**Stated exercise**
Copy out all the data, word for word.

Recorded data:
***
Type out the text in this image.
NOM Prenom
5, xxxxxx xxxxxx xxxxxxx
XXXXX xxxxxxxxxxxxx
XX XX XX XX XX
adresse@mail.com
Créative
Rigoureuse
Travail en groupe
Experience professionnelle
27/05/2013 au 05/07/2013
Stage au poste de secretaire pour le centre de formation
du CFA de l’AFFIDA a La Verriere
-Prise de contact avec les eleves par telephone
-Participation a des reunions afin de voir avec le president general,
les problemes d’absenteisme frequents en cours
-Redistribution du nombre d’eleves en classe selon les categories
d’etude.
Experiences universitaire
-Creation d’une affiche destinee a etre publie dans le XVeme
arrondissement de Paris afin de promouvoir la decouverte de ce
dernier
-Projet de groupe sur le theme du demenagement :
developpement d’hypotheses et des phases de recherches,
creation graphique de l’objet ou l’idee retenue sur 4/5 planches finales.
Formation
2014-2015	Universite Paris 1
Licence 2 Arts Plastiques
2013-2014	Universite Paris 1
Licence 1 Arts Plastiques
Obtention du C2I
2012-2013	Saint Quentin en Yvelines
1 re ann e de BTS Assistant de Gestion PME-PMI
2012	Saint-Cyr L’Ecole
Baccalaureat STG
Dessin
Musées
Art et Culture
***
**Solution to the problem**
Type out the text in this image.
NOM Prenom
5, xxxxxx xxxxxx xxxxxxx
XXXXX xxxxxxxxxxxxx
XX XX XX XX XX
adresse@mail.com
Créative
Rigoureuse
Travail en groupe
Experience professionnelle
27/05/2013 au 05/07/2013
Stage au poste de secretaire pour le centre de formation
du CFA de l’AFFIDA a La Verriere
-Prise de contact avec les eleves par telephone
-Participation a des reunions afin de voir avec le president general,
les problemes d’absenteisme frequents en cours
-Redistribution du nombre d’eleves en classe selon les categories
d’etude.
Experiences universitaire
-Creation d’une affiche destinee a etre publie dans le XVeme
arrondissement de Paris afin de promouvoir la decouverte de ce
dernier
-Projet de groupe sur le theme du demenagement :
developpement d’hypotheses et des phases de recherches,
creation graphique de l’objet ou l’idee retenue sur 4/5 planches finales.
Formation
2014-2015	Universite Paris 1
Licence 2 Arts Plastiques
2013-2014	Universite Paris 1
Licence 1 Arts Plastiques
Obtention du C2I
2012-2013	Saint Quentin en Yvelines
1 re ann e de BTS Assistant de Gestion PME-PMI
2012	Saint-Cyr L’Ecole
Baccalaureat STG
Dessin
Musées
Art et Culture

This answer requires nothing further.